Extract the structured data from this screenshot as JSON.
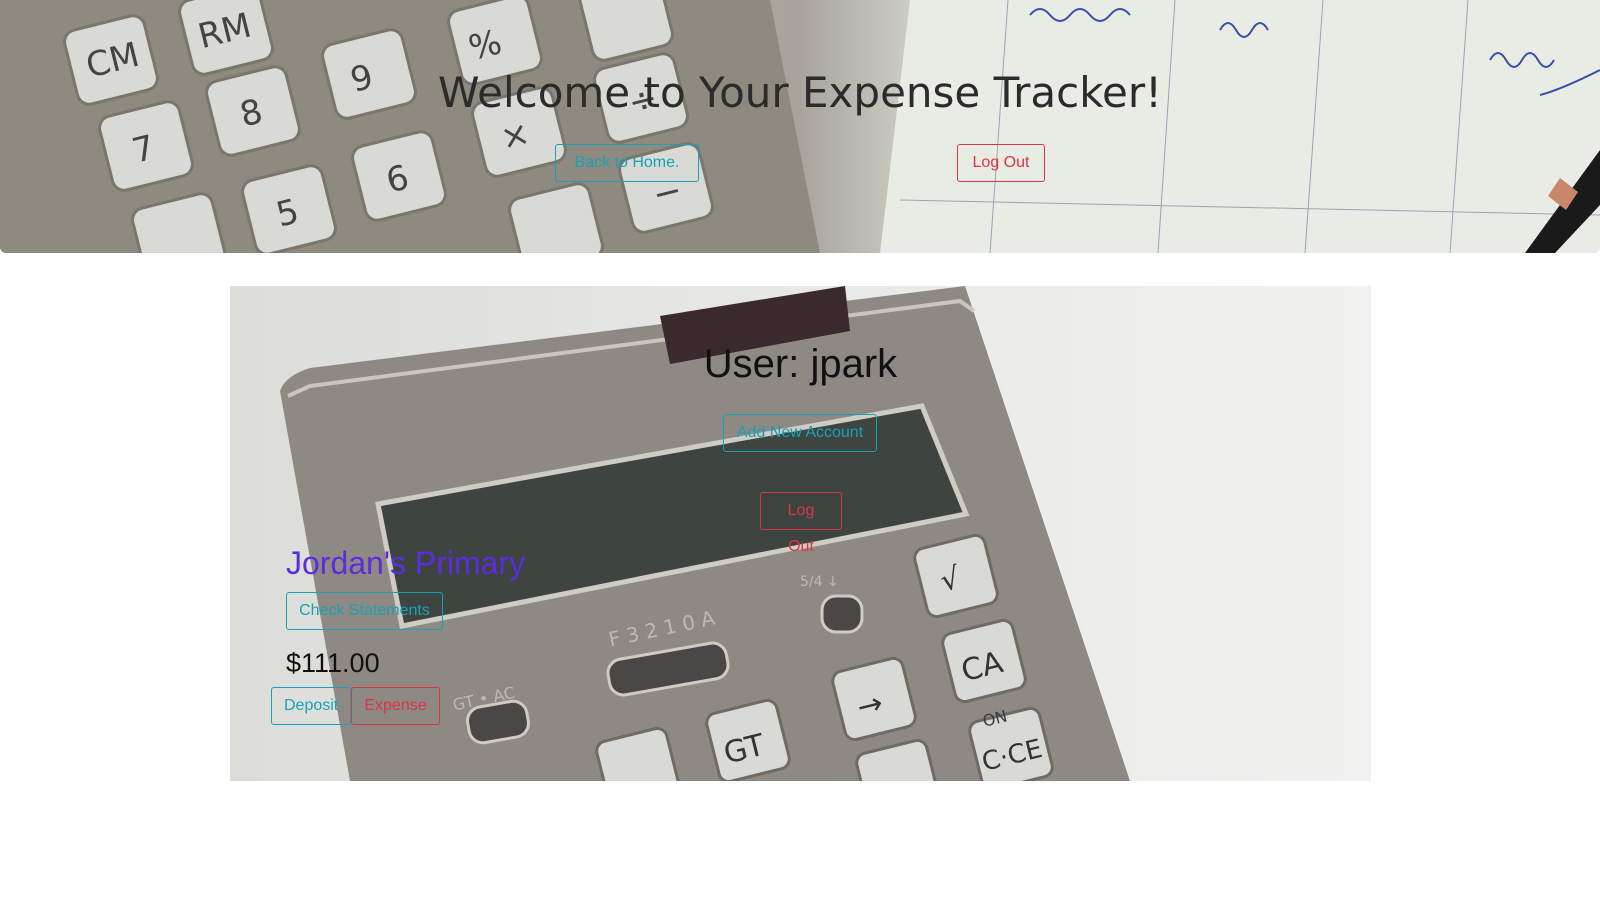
{
  "header": {
    "title": "Welcome to Your Expense Tracker!",
    "back_home_label": "Back to Home.",
    "logout_label": "Log Out"
  },
  "main": {
    "user_label": "User: jpark",
    "add_account_label": "Add New Account",
    "logout_label": "Log Out",
    "account": {
      "name": "Jordan's Primary",
      "check_statements_label": "Check Statements",
      "balance": "$111.00",
      "deposit_label": "Deposit",
      "expense_label": "Expense"
    }
  },
  "colors": {
    "info": "#17a2b8",
    "danger": "#dc3545",
    "account_name": "#5a2ee0"
  }
}
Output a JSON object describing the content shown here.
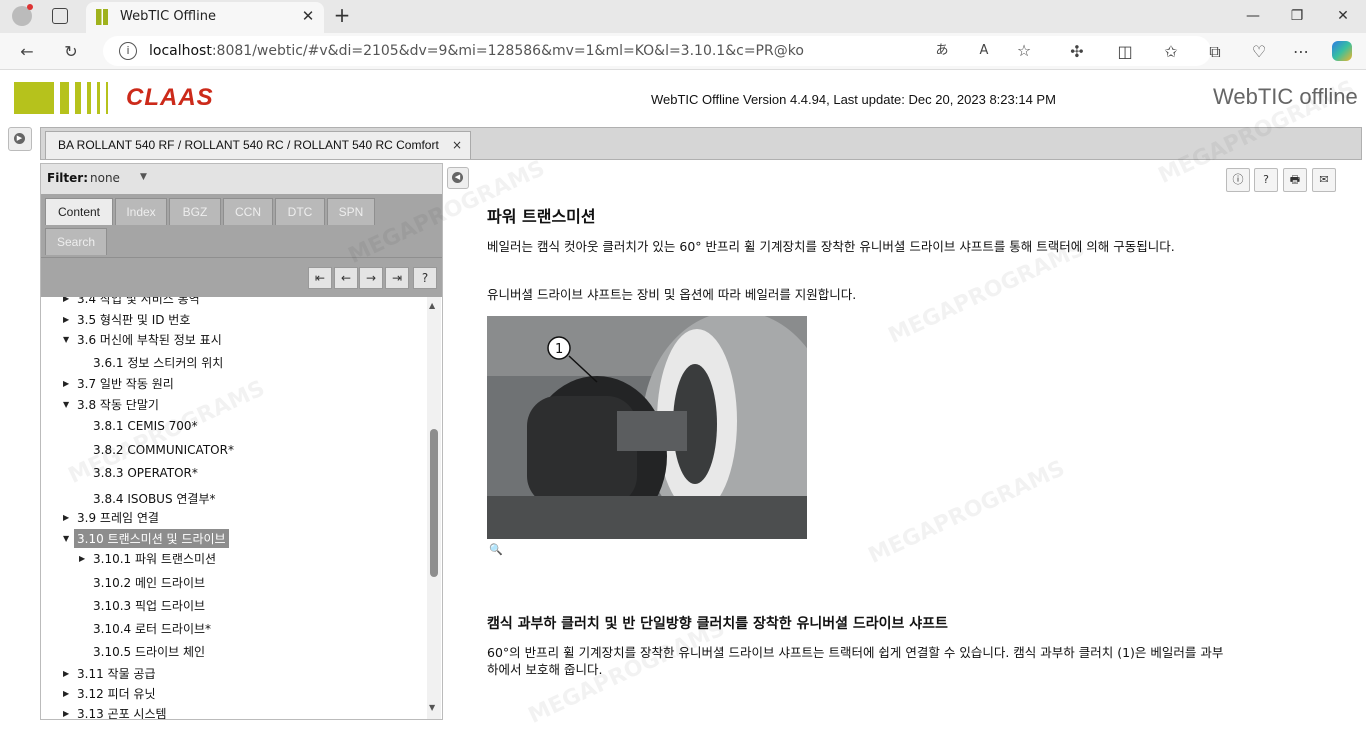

○ ○ ○

* _Goal_:
Reproduce the whole listing above word for word, but not its pictures.

* _Full answer_:
Extract the structured data from this screenshot as JSON.
{
  "header": {
    "title": "Welcome to Your Expense Tracker!",
    "back_home_label": "Back to Home.",
    "logout_label": "Log Out"
  },
  "main": {
    "user_label": "User: jpark",
    "add_account_label": "Add New Account",
    "logout_label": "Log Out",
    "account": {
      "name": "Jordan's Primary",
      "check_statements_label": "Check Statements",
      "balance": "$111.00",
      "deposit_label": "Deposit",
      "expense_label": "Expense"
    }
  },
  "colors": {
    "info": "#17a2b8",
    "danger": "#dc3545",
    "account_name": "#5a2ee0"
  }
}
Output a JSON object describing the content shown here.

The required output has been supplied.